Just buy a few of those little animals Terry that eat the beans and poop em out. By the way, don't send me any to try if you go down that path 



gmax said:


> Sorry Matt for taking your thread off track.. just having a coffee break :big_smile:



No worries Wayne. I dare not get nasty in case you never make me another cappucino 



wyk said:


> Matt wanders off for a couple of days and looks what happens.



I checked twice and thought that I'd somehow logged into "Beans 'r Us".



gmax said:


> Yep! it's a marathon now.. it serves him right for leaving his thread untenanted for so long :hmm3grin2orange:



If I didn't have this bloody "server too busy" crap pop up every time I bloody log on I'd have gotten here in time to talk chainsaws. Anyway...



AUSSIE1 said:


> Yeah........this is what you get for admitting to consuming a Maccachino!



Rick's gay barista comment a while back should be harder to shake off Al


----------



## MCW

saltas said:


> Poor matt
> 
> In his defence KFC, Hungry Jacks(burger king),etc all sell some thing like the floor sweepings from the international roach company and call it coffee, so I do have some sympathy for him trying to get a cuppa from Maccas.
> 
> However I seem to recall this is not the first time he has raised the maccas coffee issue, so pfhiiiit the tread was hijacked



Yeah last time I mentioned that Macca's drive thru coffee was OK in this thread there was a riot  It's got a LOT LOT worse since then though. It used to be OK at our local Maccas. Now it is absolute filth.


----------



## AUSSIE1

MCW said:


> Agreed. Even the gay barista comment a while back will be hard to shake off Al



True, true...I nearly dropped a reference about his "mate" earlier when the opportunity arose but didn't get around to it.


----------



## Rudolf73

AUSSIE1 said:


> Yeah........this is what you get for admitting to consuming a Maccachino!


 
I think I need a Maccachino after all this coffee talk :hmm3grin2orange:


----------



## David (saltas)

MCW said:


> Yeah last time I mentioned that Macca's drive thru coffee was OK in this thread there was a riot  It's got a LOT LOT worse since then though. It used to be OK at our local Maccas. Now it is absolute filth.


 
See Matt was trolling his own thread, he knew there would at least be a riot


----------



## AUSSIE1

Hey Rudy, that Stihl scoot doesn't look too bad, but it would vibrate too much!


----------



## MCW

saltas said:


> See Matt was trolling his own thread, he knew there would at least be a riot



What you on about? I don't live under a bridge?

Troll Dolls are awesome though...

Oh hang on a minute, some chainsaw stuff from today...

Decided to thread a tree between some Persimmons...







Sort of ended up where I wanted it. No Persimmons were harmed in the making of these photos...






However I did completely flatten one poor Persimmon tree today with a very large Casuarina with a side lean. I actually expected to hit it and the poor thing was smashed down to ground level 
Got some good video too but won't be able to get it up till the end of the week as I'm away and it's probably a day of uploading...


----------



## Rudolf73

AUSSIE1 said:


> Hey Rudy, that Stihl scoot doesn't look too bad, but it would vibrate too much!


 
Nahh, I'm pretty sure it has spring AV mounts lol. But hopefully it won't be as bad as the old 'Milwaukee vibrators' aka Harley Davidsons...

++++++++++++++++++++

● **What you need to do**: Summarize the forum thread in two sentences.

++++++++++++++++++++

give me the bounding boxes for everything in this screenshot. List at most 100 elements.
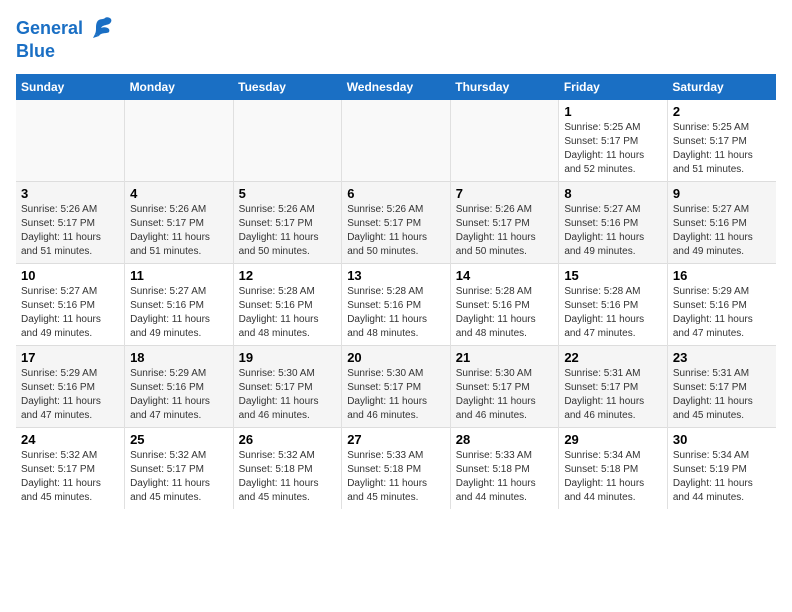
day-number: 25 [130, 432, 228, 447]
header-row: SundayMondayTuesdayWednesdayThursdayFrid… [16, 74, 776, 100]
day-number: 20 [347, 350, 445, 365]
day-cell [342, 100, 451, 182]
day-cell: 24 Sunrise: 5:32 AMSunset: 5:17 PMDayligh… [16, 427, 125, 509]
day-info: Sunrise: 5:32 AMSunset: 5:18 PMDaylight:… [239, 449, 337, 505]
day-cell: 29Sunrise: 5:34 AMSunset: 5:18 PMDayligh… [559, 427, 668, 509]
day-info: Sunrise: 5:33 AMSunset: 5:18 PMDaylight:… [456, 449, 554, 505]
week-row-1: 1 Sunrise: 5:25 AMSunset: 5:17 PMDaylight… [16, 100, 776, 182]
day-cell [16, 100, 125, 182]
day-cell: 26 Sunrise: 5:32 AMSunset: 5:18 PMDayligh… [233, 427, 342, 509]
day-cell: 8 Sunrise: 5:27 AMSunset: 5:16 PMDaylight… [559, 181, 668, 263]
day-info: Sunrise: 5:26 AMSunset: 5:17 PMDaylight:… [239, 203, 337, 259]
day-cell: 23 Sunrise: 5:31 AMSunset: 5:17 PMDayligh… [667, 345, 776, 427]
day-number: 23 [673, 350, 771, 365]
header-friday: Friday [559, 74, 668, 100]
day-cell: 19 Sunrise: 5:30 AMSunset: 5:17 PMDayligh… [233, 345, 342, 427]
logo-text2: Blue [16, 42, 55, 62]
header-tuesday: Tuesday [233, 74, 342, 100]
calendar-table: SundayMondayTuesdayWednesdayThursdayFrid… [16, 74, 776, 509]
day-number: 7 [456, 186, 554, 201]
day-info: Sunrise: 5:28 AMSunset: 5:16 PMDaylight:… [456, 285, 554, 341]
day-cell: 4Sunrise: 5:26 AMSunset: 5:17 PMDaylight… [125, 181, 234, 263]
day-info: Sunrise: 5:29 AMSunset: 5:16 PMDaylight:… [21, 367, 119, 423]
day-info: Sunrise: 5:32 AMSunset: 5:17 PMDaylight:… [21, 449, 119, 505]
day-cell: 14Sunrise: 5:28 AMSunset: 5:16 PMDayligh… [450, 263, 559, 345]
day-info: Sunrise: 5:28 AMSunset: 5:16 PMDaylight:… [347, 285, 445, 341]
day-number: 18 [130, 350, 228, 365]
header-monday: Monday [125, 74, 234, 100]
week-row-5: 24 Sunrise: 5:32 AMSunset: 5:17 PMDayligh… [16, 427, 776, 509]
day-number: 3 [21, 186, 119, 201]
day-info: Sunrise: 5:27 AMSunset: 5:16 PMDaylight:… [130, 285, 228, 341]
day-cell: 13 Sunrise: 5:28 AMSunset: 5:16 PMDayligh… [342, 263, 451, 345]
day-cell: 20 Sunrise: 5:30 AMSunset: 5:17 PMDayligh… [342, 345, 451, 427]
day-info: Sunrise: 5:25 AMSunset: 5:17 PMDaylight:… [673, 121, 771, 177]
day-info: Sunrise: 5:27 AMSunset: 5:16 PMDaylight:… [673, 203, 771, 259]
day-info: Sunrise: 5:25 AMSunset: 5:17 PMDaylight:… [564, 121, 662, 177]
day-cell [125, 100, 234, 182]
day-info: Sunrise: 5:32 AMSunset: 5:17 PMDaylight:… [130, 449, 228, 505]
day-info: Sunrise: 5:33 AMSunset: 5:18 PMDaylight:… [347, 449, 445, 505]
day-cell: 25 Sunrise: 5:32 AMSunset: 5:17 PMDayligh… [125, 427, 234, 509]
day-cell: 5 Sunrise: 5:26 AMSunset: 5:17 PMDaylight… [233, 181, 342, 263]
day-number: 8 [564, 186, 662, 201]
day-cell: 15 Sunrise: 5:28 AMSunset: 5:16 PMDayligh… [559, 263, 668, 345]
day-number: 15 [564, 268, 662, 283]
day-number: 5 [239, 186, 337, 201]
day-info: Sunrise: 5:34 AMSunset: 5:19 PMDaylight:… [673, 449, 771, 505]
day-number: 12 [239, 268, 337, 283]
day-info: Sunrise: 5:31 AMSunset: 5:17 PMDaylight:… [564, 367, 662, 423]
day-number: 19 [239, 350, 337, 365]
day-number: 17 [21, 350, 119, 365]
day-info: Sunrise: 5:26 AMSunset: 5:17 PMDaylight:… [347, 203, 445, 259]
day-cell: 16 Sunrise: 5:29 AMSunset: 5:16 PMDayligh… [667, 263, 776, 345]
day-cell: 28Sunrise: 5:33 AMSunset: 5:18 PMDayligh… [450, 427, 559, 509]
day-number: 22 [564, 350, 662, 365]
day-info: Sunrise: 5:29 AMSunset: 5:16 PMDaylight:… [130, 367, 228, 423]
day-number: 6 [347, 186, 445, 201]
day-cell: 12 Sunrise: 5:28 AMSunset: 5:16 PMDayligh… [233, 263, 342, 345]
day-number: 24 [21, 432, 119, 447]
day-info: Sunrise: 5:27 AMSunset: 5:16 PMDaylight:… [21, 285, 119, 341]
day-number: 10 [21, 268, 119, 283]
day-cell [233, 100, 342, 182]
day-info: Sunrise: 5:28 AMSunset: 5:16 PMDaylight:… [239, 285, 337, 341]
day-number: 9 [673, 186, 771, 201]
day-cell: 1 Sunrise: 5:25 AMSunset: 5:17 PMDaylight… [559, 100, 668, 182]
day-cell [450, 100, 559, 182]
day-info: Sunrise: 5:34 AMSunset: 5:18 PMDaylight:… [564, 449, 662, 505]
day-cell: 11Sunrise: 5:27 AMSunset: 5:16 PMDayligh… [125, 263, 234, 345]
week-row-3: 10 Sunrise: 5:27 AMSunset: 5:16 PMDayligh… [16, 263, 776, 345]
day-cell: 27Sunrise: 5:33 AMSunset: 5:18 PMDayligh… [342, 427, 451, 509]
day-info: Sunrise: 5:30 AMSunset: 5:17 PMDaylight:… [239, 367, 337, 423]
day-info: Sunrise: 5:27 AMSunset: 5:16 PMDaylight:… [564, 203, 662, 259]
day-info: Sunrise: 5:26 AMSunset: 5:17 PMDaylight:… [21, 203, 119, 259]
day-cell: 22 Sunrise: 5:31 AMSunset: 5:17 PMDayligh… [559, 345, 668, 427]
day-number: 26 [239, 432, 337, 447]
day-cell: 17 Sunrise: 5:29 AMSunset: 5:16 PMDayligh… [16, 345, 125, 427]
week-row-2: 3 Sunrise: 5:26 AMSunset: 5:17 PMDaylight… [16, 181, 776, 263]
day-number: 4 [130, 186, 228, 201]
day-info: Sunrise: 5:26 AMSunset: 5:17 PMDaylight:… [456, 203, 554, 259]
logo-text: General [16, 19, 83, 39]
day-number: 2 [673, 104, 771, 119]
week-row-4: 17 Sunrise: 5:29 AMSunset: 5:16 PMDayligh… [16, 345, 776, 427]
day-info: Sunrise: 5:31 AMSunset: 5:17 PMDaylight:… [673, 367, 771, 423]
day-number: 13 [347, 268, 445, 283]
day-cell: 21Sunrise: 5:30 AMSunset: 5:17 PMDayligh… [450, 345, 559, 427]
day-cell: 6 Sunrise: 5:26 AMSunset: 5:17 PMDaylight… [342, 181, 451, 263]
page-header: General Blue [16, 16, 776, 62]
day-info: Sunrise: 5:28 AMSunset: 5:16 PMDaylight:… [564, 285, 662, 341]
day-number: 16 [673, 268, 771, 283]
logo: General Blue [16, 16, 115, 62]
day-cell: 2 Sunrise: 5:25 AMSunset: 5:17 PMDaylight… [667, 100, 776, 182]
day-number: 1 [564, 104, 662, 119]
header-wednesday: Wednesday [342, 74, 451, 100]
day-info: Sunrise: 5:30 AMSunset: 5:17 PMDaylight:… [456, 367, 554, 423]
day-info: Sunrise: 5:30 AMSunset: 5:17 PMDaylight:… [347, 367, 445, 423]
day-cell: 30 Sunrise: 5:34 AMSunset: 5:19 PMDayligh… [667, 427, 776, 509]
header-sunday: Sunday [16, 74, 125, 100]
day-info: Sunrise: 5:29 AMSunset: 5:16 PMDaylight:… [673, 285, 771, 341]
header-saturday: Saturday [667, 74, 776, 100]
day-number: 30 [673, 432, 771, 447]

++++++++++++++++++++

● **Solution to the problem**: Forum members tease MCW about drinking McDonald's coffee, and he replies that the drive-thru coffee at his local Maccas was once OK but has become "absolute filth." He then gets back to chainsaws: he felled a tree between some Persimmons so that it landed roughly where he wanted, and later flattened one Persimmon tree with a very large Casuarina that had a side lean.